Saved data entries:
_ _ _ _
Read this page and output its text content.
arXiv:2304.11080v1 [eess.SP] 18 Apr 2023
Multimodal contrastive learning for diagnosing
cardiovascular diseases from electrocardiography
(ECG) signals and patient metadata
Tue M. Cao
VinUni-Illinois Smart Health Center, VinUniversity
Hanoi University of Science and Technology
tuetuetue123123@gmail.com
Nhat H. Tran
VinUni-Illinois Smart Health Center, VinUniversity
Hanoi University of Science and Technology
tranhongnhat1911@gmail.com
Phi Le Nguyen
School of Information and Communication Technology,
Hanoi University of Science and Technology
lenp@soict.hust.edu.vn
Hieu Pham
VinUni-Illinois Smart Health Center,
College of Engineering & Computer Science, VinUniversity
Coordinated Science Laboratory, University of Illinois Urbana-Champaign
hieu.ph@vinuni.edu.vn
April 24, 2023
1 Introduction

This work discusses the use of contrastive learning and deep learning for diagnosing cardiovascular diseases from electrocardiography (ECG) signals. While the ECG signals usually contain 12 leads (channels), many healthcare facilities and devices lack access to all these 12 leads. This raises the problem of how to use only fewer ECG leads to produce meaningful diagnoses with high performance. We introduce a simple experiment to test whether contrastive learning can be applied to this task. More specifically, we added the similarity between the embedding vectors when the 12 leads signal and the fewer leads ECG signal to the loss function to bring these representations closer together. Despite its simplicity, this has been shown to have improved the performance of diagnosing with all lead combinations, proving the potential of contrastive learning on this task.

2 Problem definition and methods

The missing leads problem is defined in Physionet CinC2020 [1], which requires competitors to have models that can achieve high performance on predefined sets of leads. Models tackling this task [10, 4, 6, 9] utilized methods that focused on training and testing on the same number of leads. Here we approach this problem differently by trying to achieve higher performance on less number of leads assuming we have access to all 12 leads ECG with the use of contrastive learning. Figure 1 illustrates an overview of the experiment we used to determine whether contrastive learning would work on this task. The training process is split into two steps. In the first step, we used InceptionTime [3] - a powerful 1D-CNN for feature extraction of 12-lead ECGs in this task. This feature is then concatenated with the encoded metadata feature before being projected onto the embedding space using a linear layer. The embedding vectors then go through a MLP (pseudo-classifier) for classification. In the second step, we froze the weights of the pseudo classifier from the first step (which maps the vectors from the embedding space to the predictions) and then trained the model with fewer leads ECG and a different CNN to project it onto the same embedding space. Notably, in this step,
_ _ _ _
▸ **TASK BRIEF**:
Read the entries and select each line where the word "gmail" is found.

▸ **EXERCISE SOLUTION**:
tuetuetue123123@gmail.com
tranhongnhat1911@gmail.com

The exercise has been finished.